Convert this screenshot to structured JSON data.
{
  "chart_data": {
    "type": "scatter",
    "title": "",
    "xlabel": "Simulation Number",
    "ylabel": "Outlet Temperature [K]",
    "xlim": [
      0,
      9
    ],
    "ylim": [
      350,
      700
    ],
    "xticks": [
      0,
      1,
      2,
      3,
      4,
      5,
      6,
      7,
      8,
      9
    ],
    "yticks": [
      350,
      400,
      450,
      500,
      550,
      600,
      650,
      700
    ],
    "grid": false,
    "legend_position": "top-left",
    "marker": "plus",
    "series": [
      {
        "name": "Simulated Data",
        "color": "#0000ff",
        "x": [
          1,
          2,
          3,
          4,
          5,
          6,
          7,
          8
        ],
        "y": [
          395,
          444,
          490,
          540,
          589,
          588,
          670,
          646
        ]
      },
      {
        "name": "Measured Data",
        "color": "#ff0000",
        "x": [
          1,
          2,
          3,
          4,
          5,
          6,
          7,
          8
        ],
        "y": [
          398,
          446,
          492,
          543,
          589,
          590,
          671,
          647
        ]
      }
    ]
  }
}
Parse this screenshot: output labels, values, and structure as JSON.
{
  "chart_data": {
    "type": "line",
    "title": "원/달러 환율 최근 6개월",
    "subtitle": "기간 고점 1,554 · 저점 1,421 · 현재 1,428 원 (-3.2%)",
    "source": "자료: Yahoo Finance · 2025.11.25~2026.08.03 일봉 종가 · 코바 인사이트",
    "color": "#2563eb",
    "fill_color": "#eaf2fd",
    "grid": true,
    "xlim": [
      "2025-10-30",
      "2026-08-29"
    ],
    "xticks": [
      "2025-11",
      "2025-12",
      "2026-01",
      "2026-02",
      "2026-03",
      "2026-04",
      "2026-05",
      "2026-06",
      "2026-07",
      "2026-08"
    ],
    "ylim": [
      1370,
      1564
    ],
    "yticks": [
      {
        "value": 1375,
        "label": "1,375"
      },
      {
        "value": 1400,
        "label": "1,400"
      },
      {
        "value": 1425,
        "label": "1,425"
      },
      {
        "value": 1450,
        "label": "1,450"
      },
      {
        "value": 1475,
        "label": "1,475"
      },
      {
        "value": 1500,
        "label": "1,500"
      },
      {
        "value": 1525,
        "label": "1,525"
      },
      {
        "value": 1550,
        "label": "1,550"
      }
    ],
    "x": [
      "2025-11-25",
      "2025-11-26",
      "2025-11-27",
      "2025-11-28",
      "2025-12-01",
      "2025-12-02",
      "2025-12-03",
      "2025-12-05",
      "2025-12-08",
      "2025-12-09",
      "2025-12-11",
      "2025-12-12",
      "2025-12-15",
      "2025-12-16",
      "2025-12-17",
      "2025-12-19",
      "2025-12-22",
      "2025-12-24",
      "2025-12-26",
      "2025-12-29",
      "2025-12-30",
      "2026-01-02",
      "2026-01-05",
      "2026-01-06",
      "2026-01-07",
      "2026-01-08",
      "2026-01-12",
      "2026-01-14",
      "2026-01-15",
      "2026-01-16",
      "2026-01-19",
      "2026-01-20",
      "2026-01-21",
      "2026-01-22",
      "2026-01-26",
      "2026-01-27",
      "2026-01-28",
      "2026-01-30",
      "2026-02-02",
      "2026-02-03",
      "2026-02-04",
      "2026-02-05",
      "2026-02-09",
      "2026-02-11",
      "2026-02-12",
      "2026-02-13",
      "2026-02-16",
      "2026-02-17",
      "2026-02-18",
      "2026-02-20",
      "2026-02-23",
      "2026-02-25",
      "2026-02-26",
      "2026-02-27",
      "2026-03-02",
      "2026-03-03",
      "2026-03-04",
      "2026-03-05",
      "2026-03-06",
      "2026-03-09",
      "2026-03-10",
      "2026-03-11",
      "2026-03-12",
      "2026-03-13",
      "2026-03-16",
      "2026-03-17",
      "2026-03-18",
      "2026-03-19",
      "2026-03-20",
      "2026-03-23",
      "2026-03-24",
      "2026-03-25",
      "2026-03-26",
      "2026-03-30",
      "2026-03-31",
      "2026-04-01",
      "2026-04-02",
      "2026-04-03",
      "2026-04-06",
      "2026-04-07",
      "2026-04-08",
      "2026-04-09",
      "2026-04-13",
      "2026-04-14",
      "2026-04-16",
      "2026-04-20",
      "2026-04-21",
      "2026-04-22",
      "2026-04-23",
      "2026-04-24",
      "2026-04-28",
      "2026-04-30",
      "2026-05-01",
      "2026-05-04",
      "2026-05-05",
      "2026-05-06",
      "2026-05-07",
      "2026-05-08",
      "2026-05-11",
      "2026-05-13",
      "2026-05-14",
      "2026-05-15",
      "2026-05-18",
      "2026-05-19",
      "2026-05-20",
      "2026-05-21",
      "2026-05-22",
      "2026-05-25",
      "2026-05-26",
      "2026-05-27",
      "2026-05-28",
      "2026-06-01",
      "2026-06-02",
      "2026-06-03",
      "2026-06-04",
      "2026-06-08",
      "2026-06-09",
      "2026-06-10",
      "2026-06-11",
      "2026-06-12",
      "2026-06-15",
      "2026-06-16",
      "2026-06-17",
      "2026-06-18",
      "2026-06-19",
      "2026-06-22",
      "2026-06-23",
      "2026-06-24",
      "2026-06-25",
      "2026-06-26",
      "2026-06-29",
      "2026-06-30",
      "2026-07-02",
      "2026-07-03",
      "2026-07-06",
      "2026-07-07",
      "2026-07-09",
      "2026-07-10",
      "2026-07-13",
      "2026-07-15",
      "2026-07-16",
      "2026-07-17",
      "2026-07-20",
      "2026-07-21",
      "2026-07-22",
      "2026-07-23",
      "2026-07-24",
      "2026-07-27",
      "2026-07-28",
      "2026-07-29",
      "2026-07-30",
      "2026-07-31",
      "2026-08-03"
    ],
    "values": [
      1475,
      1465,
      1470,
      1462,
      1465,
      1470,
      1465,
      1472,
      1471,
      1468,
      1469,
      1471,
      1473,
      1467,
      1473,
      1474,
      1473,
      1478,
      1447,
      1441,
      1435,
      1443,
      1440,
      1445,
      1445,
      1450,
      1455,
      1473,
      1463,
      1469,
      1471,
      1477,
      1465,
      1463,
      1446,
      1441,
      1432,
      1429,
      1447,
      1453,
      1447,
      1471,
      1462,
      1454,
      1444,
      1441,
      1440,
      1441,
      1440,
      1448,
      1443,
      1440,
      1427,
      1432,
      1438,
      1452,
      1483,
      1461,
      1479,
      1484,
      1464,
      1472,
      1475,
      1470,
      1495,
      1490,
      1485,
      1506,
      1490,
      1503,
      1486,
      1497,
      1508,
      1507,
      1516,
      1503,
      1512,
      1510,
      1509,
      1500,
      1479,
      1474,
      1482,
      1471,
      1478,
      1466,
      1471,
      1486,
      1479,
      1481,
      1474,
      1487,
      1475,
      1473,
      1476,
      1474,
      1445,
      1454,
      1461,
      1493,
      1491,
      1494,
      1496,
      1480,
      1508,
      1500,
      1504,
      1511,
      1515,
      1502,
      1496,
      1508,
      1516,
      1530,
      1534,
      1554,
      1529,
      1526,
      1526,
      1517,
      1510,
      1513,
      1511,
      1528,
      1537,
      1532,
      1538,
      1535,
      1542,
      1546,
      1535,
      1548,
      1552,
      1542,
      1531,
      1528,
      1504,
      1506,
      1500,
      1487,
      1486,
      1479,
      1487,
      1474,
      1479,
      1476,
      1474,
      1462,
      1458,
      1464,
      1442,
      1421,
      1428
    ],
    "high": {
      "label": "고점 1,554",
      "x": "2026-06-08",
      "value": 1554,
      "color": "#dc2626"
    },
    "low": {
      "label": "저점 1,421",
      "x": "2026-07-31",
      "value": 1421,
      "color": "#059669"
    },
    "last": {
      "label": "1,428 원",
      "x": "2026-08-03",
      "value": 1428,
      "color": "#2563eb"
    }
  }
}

__________

▶ Problem statement
Check every line in the material above for the string "name", then give only the number of lines that have it.

▶ Solution
2